## Records for this task
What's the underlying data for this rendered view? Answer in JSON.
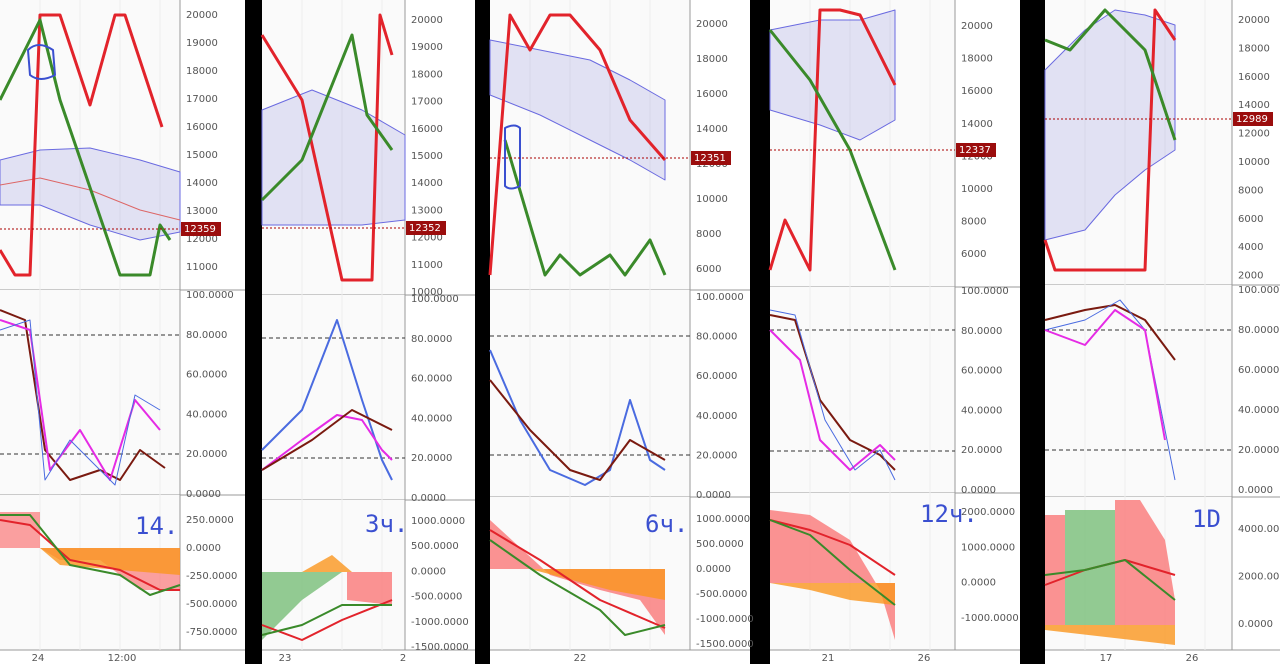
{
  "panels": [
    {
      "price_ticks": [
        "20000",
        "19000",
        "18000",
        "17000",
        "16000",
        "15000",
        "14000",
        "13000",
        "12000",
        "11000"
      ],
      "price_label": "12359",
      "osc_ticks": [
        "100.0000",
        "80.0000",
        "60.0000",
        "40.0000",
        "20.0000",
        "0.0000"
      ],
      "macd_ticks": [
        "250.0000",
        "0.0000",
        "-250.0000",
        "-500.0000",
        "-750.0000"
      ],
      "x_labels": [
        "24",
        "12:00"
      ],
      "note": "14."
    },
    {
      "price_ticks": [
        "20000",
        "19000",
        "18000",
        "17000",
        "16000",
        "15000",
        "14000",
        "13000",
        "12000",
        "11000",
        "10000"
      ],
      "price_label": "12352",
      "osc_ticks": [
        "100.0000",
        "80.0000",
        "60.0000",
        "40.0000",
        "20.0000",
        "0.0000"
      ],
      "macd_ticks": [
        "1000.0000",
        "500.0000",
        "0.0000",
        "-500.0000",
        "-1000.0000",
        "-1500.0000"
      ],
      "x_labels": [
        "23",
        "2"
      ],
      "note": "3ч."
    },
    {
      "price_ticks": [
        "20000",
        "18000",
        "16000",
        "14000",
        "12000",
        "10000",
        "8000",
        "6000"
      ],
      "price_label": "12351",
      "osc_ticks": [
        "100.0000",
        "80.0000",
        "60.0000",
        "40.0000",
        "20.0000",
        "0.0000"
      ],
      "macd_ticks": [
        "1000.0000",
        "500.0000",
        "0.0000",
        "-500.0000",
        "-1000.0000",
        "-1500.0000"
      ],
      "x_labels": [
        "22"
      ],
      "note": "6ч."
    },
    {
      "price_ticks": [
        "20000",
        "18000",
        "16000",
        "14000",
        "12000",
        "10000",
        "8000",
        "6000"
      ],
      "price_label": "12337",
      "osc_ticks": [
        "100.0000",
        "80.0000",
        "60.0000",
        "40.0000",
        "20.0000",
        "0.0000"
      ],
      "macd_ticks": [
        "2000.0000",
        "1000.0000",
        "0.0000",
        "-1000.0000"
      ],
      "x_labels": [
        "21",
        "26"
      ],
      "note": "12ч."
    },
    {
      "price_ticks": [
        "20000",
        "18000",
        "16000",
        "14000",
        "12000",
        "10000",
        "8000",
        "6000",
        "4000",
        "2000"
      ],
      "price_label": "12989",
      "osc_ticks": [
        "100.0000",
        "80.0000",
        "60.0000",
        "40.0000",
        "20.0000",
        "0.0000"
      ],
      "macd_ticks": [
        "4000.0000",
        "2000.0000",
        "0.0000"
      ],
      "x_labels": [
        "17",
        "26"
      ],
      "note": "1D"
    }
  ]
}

## Requirements
Find the number of lines in which the word "note" occurs, and write nothing but that number.

## Answer below
5